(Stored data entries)

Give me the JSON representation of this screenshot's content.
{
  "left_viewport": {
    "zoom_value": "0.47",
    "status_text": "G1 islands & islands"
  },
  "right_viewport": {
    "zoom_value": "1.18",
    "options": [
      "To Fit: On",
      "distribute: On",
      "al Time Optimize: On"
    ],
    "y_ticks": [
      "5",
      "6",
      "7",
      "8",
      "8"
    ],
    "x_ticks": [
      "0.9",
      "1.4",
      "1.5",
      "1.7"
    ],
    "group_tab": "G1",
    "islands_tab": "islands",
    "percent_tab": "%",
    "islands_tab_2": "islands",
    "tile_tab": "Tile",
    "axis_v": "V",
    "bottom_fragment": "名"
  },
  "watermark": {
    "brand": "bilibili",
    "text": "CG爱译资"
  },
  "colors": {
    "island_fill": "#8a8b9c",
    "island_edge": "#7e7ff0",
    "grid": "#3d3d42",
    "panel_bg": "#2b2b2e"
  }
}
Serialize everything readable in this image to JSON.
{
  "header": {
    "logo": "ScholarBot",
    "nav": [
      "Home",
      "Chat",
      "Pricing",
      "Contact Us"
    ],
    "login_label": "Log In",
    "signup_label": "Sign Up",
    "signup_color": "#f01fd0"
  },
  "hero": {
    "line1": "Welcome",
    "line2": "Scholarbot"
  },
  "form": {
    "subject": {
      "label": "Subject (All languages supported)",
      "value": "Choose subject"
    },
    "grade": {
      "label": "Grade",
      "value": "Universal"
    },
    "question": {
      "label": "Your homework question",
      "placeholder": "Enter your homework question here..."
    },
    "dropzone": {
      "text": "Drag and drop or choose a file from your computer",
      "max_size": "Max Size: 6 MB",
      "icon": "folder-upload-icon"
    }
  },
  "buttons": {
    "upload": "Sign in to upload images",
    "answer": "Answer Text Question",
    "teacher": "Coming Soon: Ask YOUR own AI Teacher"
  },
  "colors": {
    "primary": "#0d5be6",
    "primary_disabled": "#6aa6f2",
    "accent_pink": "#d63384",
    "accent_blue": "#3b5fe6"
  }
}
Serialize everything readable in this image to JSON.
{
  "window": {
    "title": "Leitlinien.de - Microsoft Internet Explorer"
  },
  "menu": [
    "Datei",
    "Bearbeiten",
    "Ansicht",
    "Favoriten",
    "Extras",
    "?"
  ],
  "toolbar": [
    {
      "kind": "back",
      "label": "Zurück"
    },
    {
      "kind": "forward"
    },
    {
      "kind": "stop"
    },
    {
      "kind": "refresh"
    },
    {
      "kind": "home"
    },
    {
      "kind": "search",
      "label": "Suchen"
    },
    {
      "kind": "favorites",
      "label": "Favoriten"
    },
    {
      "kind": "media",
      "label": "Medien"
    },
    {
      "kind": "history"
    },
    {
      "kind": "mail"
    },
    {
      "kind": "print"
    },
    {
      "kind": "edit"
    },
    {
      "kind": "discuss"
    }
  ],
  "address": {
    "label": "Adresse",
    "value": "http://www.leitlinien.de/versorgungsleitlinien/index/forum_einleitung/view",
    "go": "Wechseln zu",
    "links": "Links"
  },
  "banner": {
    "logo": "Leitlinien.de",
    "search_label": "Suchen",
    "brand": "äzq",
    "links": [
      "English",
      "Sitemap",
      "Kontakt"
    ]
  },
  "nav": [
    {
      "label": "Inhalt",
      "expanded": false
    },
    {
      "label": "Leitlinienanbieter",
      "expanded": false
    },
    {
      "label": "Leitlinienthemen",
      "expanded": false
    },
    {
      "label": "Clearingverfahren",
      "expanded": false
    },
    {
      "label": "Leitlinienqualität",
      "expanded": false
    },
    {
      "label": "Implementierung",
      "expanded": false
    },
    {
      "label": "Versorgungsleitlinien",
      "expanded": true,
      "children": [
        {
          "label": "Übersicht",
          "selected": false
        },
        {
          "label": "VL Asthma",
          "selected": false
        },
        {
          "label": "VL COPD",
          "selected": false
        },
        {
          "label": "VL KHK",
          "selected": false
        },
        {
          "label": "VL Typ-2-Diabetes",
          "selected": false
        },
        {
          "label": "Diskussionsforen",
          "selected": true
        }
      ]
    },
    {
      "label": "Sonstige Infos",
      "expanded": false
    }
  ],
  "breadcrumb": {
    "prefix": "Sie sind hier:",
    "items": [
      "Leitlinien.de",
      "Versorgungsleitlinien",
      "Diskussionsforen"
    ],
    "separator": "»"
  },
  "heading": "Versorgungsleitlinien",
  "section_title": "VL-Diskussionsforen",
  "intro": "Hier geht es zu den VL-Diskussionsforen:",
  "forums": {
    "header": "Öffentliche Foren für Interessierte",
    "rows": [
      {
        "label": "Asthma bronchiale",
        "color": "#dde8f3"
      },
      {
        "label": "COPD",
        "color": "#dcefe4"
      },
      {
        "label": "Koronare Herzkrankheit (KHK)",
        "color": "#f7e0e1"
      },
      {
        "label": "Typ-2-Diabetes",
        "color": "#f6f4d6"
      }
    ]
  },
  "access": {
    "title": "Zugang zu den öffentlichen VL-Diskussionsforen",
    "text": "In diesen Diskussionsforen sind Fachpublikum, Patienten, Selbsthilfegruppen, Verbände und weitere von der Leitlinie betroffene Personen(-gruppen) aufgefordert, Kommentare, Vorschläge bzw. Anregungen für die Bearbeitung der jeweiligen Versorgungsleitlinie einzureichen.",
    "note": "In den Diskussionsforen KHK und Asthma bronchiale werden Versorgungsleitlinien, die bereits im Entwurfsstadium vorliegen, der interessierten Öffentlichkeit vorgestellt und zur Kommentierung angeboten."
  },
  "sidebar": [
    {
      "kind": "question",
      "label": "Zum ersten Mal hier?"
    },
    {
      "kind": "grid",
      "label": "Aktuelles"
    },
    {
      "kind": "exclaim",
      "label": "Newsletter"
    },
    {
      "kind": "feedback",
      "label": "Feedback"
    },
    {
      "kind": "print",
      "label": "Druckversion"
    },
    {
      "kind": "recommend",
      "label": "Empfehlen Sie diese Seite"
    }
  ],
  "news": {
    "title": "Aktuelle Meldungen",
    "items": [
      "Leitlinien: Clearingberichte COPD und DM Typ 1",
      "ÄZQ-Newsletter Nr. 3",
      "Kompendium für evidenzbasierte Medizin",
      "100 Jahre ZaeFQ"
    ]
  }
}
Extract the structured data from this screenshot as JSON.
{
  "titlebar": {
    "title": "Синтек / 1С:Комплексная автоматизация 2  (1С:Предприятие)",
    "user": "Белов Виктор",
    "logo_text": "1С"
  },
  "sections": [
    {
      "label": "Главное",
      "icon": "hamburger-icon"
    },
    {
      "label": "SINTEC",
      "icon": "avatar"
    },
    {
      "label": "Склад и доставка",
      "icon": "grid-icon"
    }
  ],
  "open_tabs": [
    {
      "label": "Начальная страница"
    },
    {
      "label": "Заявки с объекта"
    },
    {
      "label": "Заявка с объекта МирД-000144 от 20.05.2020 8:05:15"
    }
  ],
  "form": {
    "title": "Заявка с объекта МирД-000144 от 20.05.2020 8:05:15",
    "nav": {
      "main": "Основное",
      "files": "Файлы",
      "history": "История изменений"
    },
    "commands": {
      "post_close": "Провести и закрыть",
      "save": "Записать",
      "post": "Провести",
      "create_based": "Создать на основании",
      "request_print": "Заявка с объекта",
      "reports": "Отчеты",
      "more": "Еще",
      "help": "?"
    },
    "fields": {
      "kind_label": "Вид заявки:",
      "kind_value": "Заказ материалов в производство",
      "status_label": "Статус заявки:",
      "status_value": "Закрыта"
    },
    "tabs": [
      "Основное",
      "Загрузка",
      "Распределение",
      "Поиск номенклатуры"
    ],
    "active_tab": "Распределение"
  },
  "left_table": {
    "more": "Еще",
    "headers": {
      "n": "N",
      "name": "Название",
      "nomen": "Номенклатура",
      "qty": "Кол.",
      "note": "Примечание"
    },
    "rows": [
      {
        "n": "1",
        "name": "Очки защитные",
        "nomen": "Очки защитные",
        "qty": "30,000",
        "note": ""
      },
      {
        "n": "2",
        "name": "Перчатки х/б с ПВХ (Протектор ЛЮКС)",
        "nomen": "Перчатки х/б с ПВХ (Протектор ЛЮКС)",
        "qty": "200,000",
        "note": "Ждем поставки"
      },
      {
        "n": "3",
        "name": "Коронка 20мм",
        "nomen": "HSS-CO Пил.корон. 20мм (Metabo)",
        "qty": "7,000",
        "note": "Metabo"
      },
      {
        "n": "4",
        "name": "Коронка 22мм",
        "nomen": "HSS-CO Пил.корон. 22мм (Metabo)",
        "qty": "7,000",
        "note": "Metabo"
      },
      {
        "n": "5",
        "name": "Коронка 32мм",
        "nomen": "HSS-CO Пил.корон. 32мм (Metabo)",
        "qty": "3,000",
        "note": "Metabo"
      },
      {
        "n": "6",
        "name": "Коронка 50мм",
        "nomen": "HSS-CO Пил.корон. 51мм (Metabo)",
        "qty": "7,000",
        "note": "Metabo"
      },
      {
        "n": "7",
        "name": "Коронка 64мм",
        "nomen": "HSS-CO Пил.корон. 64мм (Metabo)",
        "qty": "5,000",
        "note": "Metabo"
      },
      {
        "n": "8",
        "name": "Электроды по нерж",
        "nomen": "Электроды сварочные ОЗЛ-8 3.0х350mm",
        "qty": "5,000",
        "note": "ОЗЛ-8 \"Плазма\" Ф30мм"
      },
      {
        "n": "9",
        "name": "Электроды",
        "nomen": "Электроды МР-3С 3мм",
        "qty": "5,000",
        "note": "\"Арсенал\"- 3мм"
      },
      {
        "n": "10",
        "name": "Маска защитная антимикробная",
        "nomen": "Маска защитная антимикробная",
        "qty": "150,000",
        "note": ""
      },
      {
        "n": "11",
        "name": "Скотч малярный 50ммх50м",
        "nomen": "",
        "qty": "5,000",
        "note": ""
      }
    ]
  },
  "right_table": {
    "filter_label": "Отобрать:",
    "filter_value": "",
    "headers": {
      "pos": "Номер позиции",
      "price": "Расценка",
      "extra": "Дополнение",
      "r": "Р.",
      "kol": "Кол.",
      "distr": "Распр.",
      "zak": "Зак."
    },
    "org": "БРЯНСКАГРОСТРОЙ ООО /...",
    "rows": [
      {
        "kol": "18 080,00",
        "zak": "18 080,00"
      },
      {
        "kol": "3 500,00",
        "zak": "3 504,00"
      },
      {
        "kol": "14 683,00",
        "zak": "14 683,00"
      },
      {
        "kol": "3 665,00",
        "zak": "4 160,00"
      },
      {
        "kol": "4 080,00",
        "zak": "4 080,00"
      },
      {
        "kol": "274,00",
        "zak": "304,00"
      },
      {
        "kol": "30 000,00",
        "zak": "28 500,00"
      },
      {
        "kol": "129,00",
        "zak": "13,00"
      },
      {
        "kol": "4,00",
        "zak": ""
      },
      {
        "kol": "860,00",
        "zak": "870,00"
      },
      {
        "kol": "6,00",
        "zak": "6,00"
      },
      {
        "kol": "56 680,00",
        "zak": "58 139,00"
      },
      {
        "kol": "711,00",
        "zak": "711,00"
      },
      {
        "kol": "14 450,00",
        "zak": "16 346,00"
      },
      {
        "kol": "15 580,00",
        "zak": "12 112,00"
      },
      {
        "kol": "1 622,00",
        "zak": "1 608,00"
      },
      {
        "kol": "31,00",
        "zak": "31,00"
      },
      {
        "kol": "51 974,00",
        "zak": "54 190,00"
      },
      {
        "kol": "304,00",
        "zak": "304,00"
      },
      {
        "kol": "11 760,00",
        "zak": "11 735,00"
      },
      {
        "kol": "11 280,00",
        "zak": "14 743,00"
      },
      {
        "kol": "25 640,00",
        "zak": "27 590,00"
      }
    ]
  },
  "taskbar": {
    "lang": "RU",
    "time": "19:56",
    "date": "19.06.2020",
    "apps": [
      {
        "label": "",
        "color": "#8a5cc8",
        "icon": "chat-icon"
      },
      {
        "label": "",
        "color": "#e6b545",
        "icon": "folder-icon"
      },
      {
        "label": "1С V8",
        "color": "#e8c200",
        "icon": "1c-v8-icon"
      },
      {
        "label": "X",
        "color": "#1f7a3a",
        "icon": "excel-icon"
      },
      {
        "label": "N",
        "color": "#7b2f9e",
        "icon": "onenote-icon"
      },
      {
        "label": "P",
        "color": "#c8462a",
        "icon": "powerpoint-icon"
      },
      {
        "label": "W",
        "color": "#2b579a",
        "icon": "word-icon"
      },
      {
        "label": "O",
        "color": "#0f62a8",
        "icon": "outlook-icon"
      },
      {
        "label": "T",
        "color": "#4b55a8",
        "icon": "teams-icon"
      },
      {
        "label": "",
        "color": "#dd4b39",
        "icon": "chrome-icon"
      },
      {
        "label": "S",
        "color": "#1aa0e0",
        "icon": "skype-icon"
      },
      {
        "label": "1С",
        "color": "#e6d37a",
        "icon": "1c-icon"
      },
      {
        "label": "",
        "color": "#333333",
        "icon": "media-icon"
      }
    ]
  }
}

→ WHAT YOU SHOULD DO:
Take every line from the data above that holds "homework" and copy it out.

→ ANSWER TO THE EXERCISE:
      "label": "Your homework question",
      "placeholder": "Enter your homework question here..."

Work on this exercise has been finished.